■ **EXERCISE INSTRUCTIONS**
1. Rewrite the stretch of the Network Automation with Go post from "It contains a" through "and network monitoring.", swapping "Golang" for "Go".
2. Answer these questions about the Network Automation with Go post:
(a) What is the name of the chapter that closes the book?
(b) Where did the writer hold a first job?
(c) When did that first job begin?

# Start of DOCUMENT SEGMENT

Insights into Network Automation with Go

A great new book on Network Automation with Go just dropped recently and if you want to get into automation parts of your network or wants to start doing so with Go, it’s definitely for you!

Network Automation with Go book

It contains a lot of background on the Golang programming language, its concepts and how to use them to build reliable, scalable, testable, and observable applications. The authors also discuss Network Automation and configuration management approaches in general, and dig into APIs and network monitoring.

The book closes with a special chapter called Expert Insights, where the authors asked several people, who have real-world hands-on experience with Network Automation with Go to provide their thoughts around this topic. I think it’s a great idea to catch a lot of different views and ideas and share them with the readers and I’m especially honored that I’m one of those people, who had the opportunity to share some ideas and thoughts around Network and Infrastructure Automation (with Go), which I also want to share here.

So without further ado, here the insights I shared in the book:


A little bit of history

Coming from a Linux Administrator / Systems Engineering background I’ve been used to having home-grown automation solutions in place to manage a fleet of — for me at the time — large number of servers and clients since my first job at the IT center of the Institute of Mathematics at Paderborn University in early 2004.

# End of DOCUMENT SEGMENT
# Start of RAW RECORDS

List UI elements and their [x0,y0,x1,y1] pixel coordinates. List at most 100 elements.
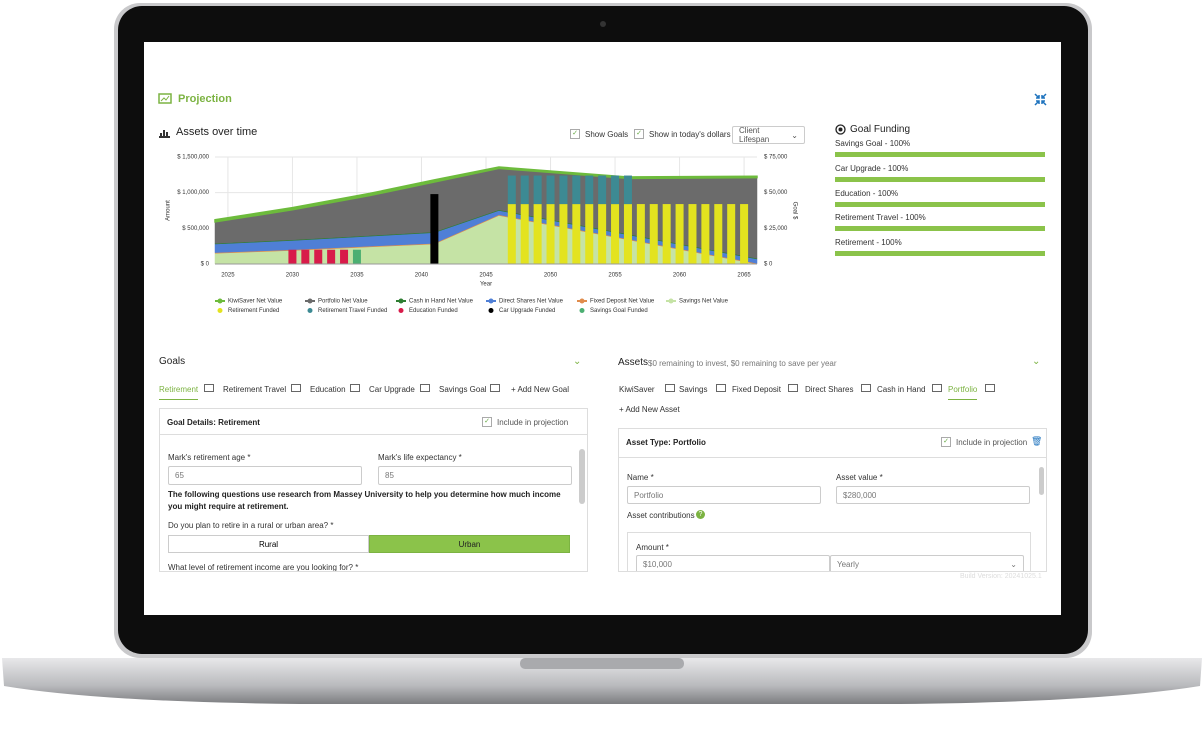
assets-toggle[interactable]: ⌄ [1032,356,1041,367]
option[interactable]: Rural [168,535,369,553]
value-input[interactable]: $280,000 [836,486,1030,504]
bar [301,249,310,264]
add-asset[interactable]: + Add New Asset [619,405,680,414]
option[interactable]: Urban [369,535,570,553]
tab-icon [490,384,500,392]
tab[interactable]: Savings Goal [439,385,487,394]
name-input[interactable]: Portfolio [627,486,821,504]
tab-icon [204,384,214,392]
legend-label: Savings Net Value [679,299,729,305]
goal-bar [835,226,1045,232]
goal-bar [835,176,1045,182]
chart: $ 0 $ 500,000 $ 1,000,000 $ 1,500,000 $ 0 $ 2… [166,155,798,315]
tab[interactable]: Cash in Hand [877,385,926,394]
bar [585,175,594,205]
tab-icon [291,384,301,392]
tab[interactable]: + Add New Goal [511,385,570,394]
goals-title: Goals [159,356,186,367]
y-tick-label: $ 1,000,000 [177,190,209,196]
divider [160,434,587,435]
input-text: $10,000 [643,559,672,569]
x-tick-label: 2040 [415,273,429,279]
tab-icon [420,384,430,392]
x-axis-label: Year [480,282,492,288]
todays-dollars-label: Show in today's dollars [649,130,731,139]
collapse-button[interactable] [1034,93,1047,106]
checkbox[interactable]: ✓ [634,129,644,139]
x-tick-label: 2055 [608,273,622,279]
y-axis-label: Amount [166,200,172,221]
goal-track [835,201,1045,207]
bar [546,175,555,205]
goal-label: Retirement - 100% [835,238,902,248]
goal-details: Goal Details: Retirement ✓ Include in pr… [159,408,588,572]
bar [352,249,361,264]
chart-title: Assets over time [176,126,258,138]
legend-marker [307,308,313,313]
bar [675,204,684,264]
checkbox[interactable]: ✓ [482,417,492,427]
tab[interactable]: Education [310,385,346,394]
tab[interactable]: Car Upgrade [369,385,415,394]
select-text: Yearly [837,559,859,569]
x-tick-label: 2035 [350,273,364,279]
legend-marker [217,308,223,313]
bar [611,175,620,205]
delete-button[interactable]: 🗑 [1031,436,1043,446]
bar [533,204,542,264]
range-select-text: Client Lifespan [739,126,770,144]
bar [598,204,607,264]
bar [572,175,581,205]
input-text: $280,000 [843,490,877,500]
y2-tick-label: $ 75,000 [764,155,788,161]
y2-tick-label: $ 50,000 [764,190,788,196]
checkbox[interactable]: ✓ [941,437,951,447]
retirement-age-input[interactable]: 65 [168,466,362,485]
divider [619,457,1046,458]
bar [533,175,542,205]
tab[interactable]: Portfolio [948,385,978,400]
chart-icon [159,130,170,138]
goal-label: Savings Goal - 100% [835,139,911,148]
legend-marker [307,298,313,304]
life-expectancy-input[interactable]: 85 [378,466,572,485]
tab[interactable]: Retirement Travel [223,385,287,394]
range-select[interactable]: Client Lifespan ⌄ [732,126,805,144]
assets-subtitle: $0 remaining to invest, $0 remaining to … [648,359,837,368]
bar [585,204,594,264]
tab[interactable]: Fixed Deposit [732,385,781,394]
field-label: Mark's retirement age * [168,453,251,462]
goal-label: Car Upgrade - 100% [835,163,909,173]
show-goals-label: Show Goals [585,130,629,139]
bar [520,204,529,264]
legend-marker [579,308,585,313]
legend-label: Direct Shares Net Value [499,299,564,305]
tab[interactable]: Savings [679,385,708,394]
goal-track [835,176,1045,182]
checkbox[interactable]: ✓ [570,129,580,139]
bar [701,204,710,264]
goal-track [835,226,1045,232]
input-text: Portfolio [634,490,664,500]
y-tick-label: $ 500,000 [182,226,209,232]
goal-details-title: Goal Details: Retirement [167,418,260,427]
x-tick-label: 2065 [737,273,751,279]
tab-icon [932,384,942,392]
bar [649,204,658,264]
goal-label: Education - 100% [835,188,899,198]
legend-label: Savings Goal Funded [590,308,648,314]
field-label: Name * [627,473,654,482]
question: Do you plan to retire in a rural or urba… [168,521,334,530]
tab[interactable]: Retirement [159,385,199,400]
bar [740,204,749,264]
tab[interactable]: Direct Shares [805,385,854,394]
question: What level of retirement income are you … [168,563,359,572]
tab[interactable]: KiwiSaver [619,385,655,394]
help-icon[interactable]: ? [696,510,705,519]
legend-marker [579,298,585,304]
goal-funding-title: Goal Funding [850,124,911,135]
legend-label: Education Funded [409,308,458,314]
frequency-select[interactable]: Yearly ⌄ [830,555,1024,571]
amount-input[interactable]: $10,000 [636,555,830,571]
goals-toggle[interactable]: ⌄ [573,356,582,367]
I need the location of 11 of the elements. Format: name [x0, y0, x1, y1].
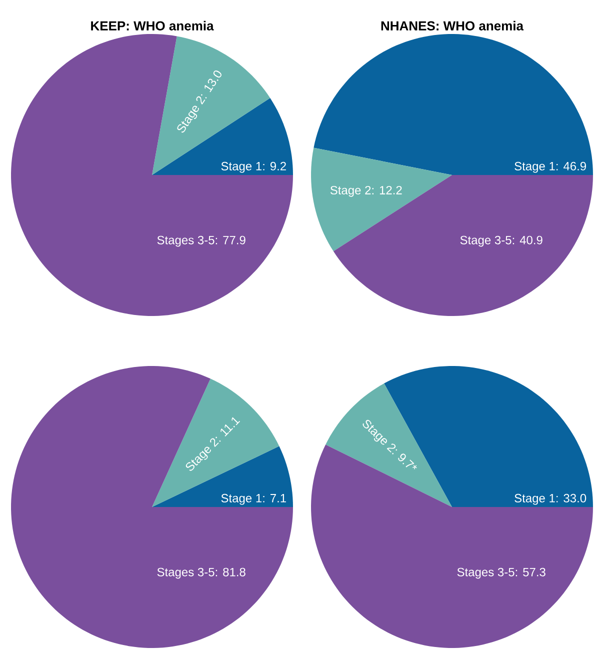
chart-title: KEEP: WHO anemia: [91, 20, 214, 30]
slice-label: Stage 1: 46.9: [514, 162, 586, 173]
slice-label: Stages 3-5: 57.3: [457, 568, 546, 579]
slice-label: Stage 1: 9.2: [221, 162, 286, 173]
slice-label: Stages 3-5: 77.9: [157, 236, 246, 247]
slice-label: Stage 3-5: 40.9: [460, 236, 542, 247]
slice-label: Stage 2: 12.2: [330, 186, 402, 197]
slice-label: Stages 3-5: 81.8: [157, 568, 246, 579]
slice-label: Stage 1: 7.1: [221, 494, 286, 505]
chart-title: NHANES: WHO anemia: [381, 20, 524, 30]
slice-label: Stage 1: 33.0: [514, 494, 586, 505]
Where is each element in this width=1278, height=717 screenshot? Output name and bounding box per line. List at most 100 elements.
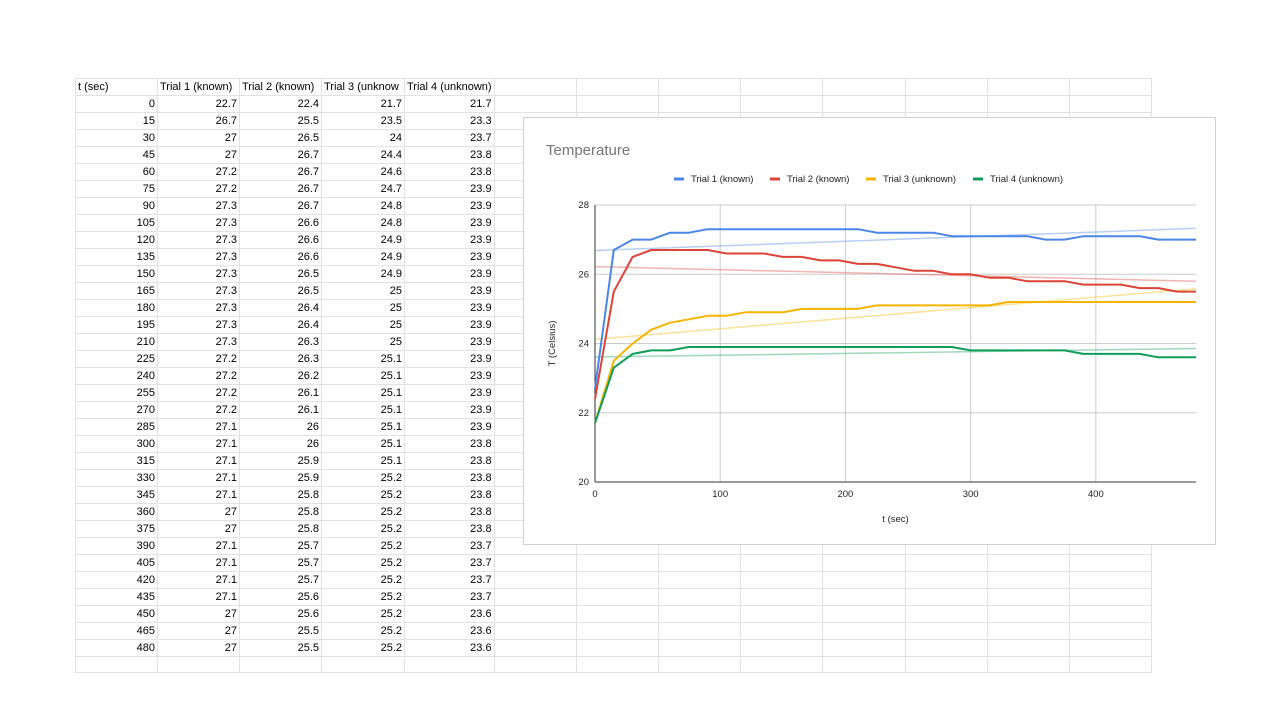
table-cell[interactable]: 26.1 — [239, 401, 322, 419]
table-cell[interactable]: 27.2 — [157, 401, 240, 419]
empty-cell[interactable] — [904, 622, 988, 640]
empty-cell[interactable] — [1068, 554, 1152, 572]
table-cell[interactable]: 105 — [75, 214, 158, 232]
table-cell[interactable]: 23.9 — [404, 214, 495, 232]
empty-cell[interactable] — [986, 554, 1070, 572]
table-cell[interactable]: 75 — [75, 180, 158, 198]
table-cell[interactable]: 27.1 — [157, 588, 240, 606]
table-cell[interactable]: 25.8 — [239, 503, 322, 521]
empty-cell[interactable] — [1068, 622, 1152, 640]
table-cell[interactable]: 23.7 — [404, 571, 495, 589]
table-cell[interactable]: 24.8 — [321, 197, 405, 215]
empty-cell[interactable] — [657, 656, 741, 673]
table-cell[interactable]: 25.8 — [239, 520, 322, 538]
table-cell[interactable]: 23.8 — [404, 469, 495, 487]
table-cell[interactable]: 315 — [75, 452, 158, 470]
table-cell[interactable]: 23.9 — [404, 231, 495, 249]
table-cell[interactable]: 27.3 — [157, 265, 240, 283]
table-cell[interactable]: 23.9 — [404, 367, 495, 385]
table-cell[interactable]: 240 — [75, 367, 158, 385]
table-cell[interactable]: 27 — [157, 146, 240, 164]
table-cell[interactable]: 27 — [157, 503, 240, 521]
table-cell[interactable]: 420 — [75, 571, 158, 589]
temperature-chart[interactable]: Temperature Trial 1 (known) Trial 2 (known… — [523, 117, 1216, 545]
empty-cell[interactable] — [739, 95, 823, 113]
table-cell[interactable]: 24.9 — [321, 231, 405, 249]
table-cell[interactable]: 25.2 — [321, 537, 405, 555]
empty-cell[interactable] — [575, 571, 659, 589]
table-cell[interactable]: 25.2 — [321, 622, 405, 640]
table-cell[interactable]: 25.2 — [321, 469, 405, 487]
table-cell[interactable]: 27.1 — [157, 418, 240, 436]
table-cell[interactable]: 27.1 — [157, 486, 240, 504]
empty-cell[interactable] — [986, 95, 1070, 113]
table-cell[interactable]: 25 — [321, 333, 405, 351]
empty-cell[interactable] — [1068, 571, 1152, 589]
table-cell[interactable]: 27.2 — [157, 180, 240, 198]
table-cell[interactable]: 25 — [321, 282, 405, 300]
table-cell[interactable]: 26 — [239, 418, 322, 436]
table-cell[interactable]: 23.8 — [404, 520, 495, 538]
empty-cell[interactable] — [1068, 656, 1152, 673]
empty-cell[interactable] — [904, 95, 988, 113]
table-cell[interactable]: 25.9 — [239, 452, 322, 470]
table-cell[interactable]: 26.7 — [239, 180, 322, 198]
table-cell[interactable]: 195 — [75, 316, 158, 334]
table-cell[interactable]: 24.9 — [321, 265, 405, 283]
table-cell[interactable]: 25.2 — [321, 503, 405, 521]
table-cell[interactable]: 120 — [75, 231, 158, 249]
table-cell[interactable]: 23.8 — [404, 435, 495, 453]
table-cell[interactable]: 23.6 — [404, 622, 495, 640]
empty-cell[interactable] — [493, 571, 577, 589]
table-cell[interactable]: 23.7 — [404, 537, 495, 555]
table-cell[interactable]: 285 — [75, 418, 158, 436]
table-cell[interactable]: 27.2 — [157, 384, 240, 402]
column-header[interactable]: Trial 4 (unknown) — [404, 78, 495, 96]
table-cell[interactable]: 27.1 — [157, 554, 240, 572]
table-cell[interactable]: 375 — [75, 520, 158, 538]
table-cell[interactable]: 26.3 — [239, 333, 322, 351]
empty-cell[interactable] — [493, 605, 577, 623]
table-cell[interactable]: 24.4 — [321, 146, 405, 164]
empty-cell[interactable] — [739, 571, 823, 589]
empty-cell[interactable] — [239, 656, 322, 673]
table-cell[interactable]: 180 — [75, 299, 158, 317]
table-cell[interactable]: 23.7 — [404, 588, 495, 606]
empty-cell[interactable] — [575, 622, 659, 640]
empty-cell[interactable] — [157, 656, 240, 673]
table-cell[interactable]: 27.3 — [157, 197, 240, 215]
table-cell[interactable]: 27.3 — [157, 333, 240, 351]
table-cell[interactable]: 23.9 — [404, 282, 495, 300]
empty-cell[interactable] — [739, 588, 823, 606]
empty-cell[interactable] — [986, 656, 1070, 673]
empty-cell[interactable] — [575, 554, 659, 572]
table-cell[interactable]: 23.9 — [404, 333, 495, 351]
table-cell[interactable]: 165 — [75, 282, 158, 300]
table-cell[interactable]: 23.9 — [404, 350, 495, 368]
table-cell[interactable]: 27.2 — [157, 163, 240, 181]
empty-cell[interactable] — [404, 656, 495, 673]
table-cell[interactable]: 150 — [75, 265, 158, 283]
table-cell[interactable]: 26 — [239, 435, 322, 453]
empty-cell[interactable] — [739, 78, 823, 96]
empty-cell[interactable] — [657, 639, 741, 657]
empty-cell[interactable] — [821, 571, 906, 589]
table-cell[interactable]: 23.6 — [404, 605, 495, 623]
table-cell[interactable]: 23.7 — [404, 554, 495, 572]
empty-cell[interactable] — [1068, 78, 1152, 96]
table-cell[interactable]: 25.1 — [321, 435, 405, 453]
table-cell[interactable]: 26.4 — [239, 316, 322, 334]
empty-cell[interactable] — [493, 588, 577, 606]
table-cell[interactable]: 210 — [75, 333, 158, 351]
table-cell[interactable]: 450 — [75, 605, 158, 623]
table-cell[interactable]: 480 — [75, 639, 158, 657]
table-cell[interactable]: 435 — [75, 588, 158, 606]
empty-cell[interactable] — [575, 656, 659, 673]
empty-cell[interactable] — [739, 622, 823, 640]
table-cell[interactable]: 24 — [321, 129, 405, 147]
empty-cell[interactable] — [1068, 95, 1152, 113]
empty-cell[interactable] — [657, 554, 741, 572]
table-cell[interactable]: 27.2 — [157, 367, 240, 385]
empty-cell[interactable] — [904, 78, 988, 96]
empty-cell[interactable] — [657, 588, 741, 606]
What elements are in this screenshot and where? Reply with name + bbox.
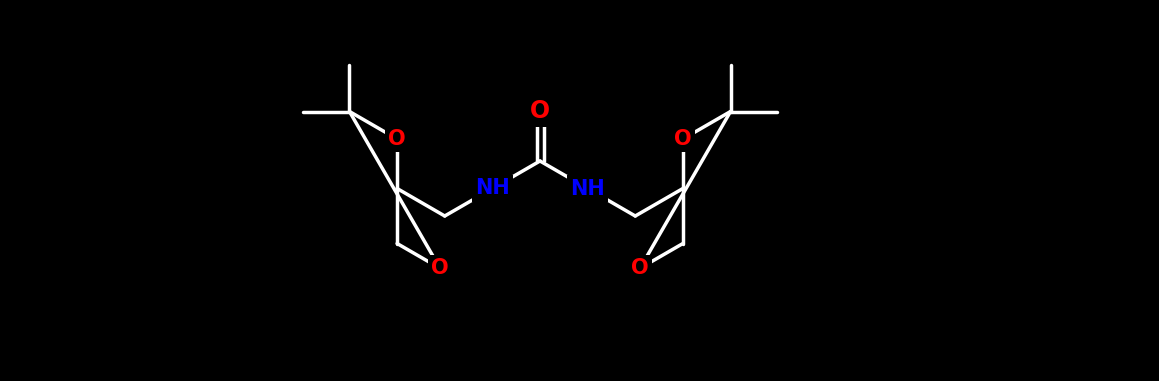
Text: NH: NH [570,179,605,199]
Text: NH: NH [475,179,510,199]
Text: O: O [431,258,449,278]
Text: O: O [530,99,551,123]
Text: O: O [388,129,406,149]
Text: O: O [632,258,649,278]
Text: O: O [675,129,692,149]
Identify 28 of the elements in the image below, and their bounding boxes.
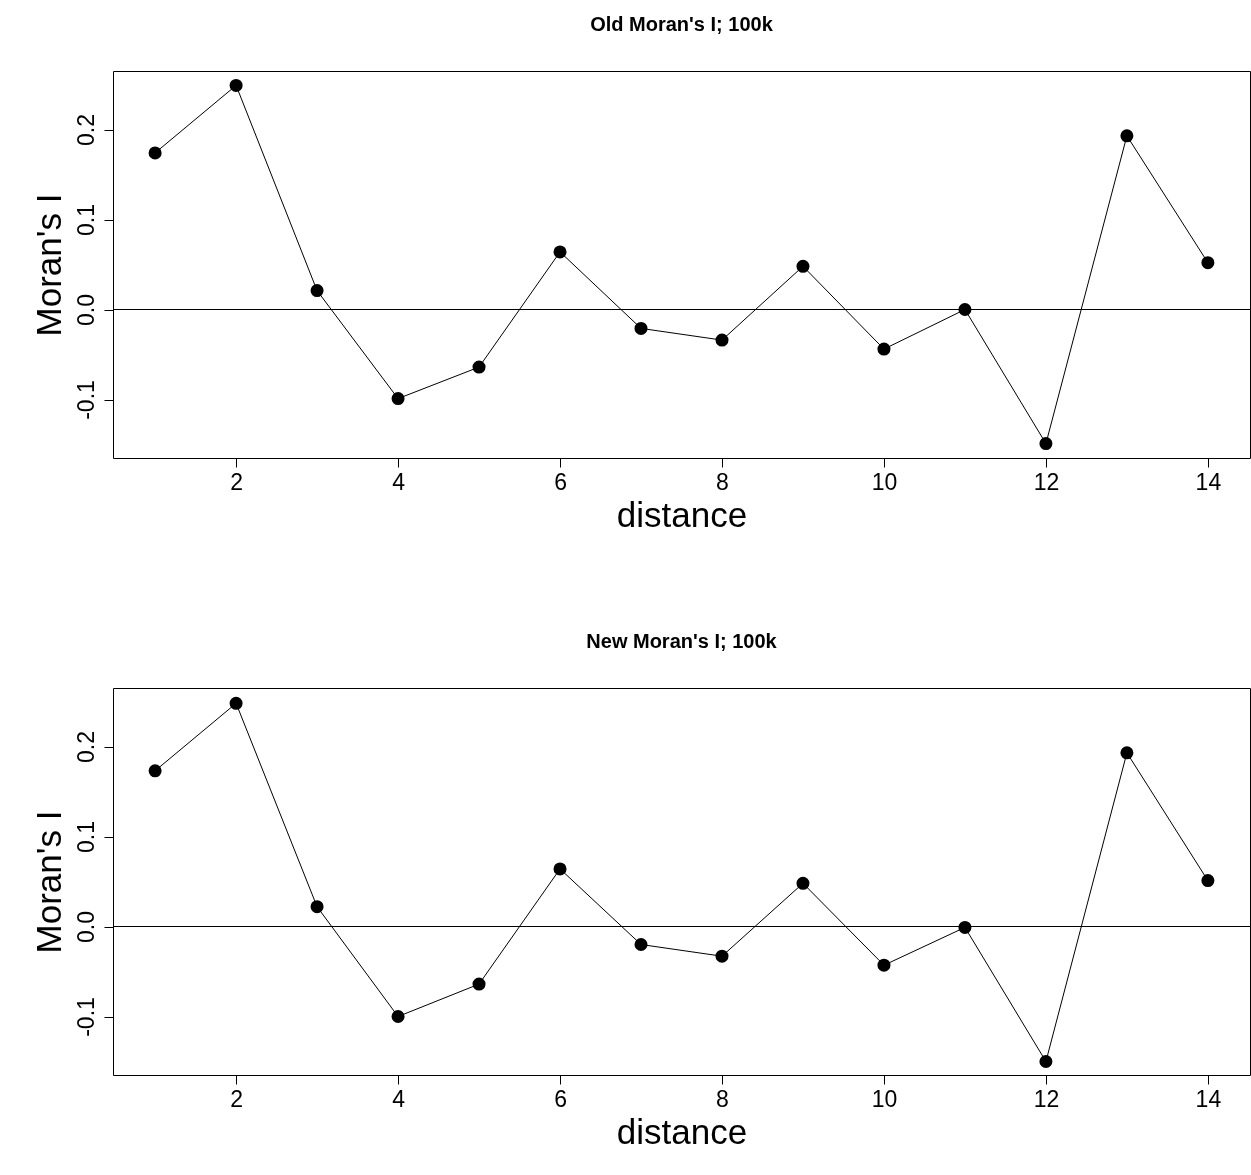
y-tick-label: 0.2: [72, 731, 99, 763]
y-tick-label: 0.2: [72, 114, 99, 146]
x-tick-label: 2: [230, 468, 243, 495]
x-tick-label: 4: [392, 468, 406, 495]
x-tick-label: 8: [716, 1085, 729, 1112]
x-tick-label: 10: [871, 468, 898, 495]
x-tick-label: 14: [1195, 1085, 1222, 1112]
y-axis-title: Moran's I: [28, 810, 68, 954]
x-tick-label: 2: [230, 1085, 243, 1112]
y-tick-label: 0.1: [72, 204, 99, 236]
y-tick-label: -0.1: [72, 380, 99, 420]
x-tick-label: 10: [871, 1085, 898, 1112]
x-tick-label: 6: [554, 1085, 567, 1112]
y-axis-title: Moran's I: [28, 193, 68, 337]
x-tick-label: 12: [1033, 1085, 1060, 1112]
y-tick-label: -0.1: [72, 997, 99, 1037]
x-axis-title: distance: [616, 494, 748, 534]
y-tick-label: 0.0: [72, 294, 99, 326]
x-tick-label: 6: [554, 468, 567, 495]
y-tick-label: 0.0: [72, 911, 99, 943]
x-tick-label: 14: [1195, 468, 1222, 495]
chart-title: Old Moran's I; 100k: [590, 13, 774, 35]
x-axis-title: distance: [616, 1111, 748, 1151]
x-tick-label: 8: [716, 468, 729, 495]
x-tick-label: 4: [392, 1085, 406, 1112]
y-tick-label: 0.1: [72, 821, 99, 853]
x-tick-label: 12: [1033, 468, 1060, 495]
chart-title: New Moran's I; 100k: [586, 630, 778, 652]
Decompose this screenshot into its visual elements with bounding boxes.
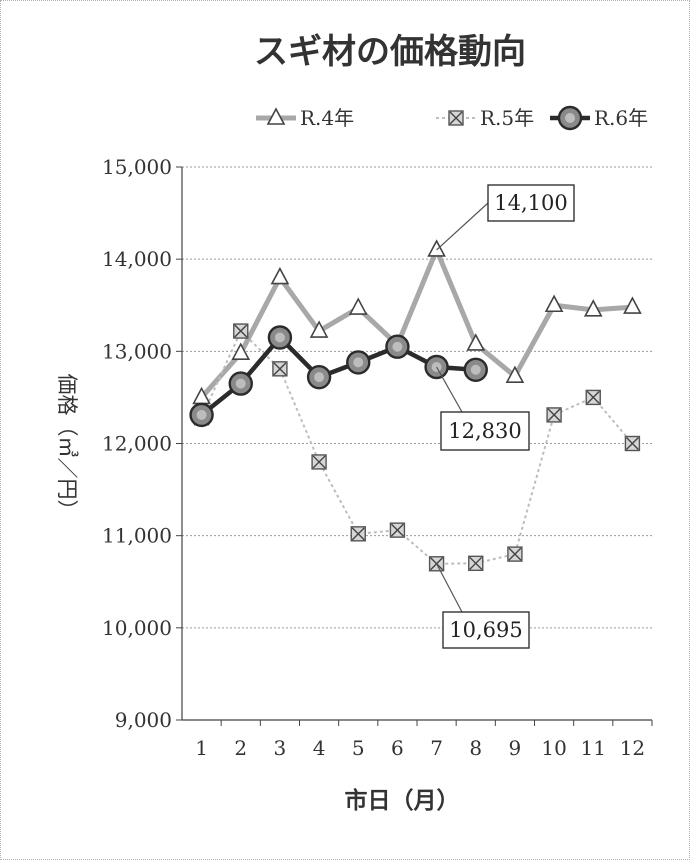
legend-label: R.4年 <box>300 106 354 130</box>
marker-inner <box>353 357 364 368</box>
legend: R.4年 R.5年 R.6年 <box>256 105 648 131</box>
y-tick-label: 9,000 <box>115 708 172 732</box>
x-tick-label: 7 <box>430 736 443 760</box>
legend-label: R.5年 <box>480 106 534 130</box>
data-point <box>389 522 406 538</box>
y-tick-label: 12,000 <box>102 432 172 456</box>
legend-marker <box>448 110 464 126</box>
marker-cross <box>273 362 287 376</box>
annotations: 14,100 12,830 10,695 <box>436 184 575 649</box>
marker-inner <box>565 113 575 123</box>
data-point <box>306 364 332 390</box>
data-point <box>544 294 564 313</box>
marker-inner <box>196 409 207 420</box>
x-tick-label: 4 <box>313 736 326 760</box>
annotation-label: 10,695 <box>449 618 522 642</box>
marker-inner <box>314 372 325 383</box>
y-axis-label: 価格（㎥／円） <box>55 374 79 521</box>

# End of RAW RECORDS

■ **ANSWERS FOR THE TASKS**
1.
It contains a lot of background on the Go programming language, its concepts and how to use them to build reliable, scalable, testable, and observable applications. The authors also discuss Network Automation and configuration management approaches in general, and dig into APIs and network monitoring.

2.
(a) Expert Insights
(b) At the IT center of the Institute of Mathematics at Paderborn University
(c) In early 2004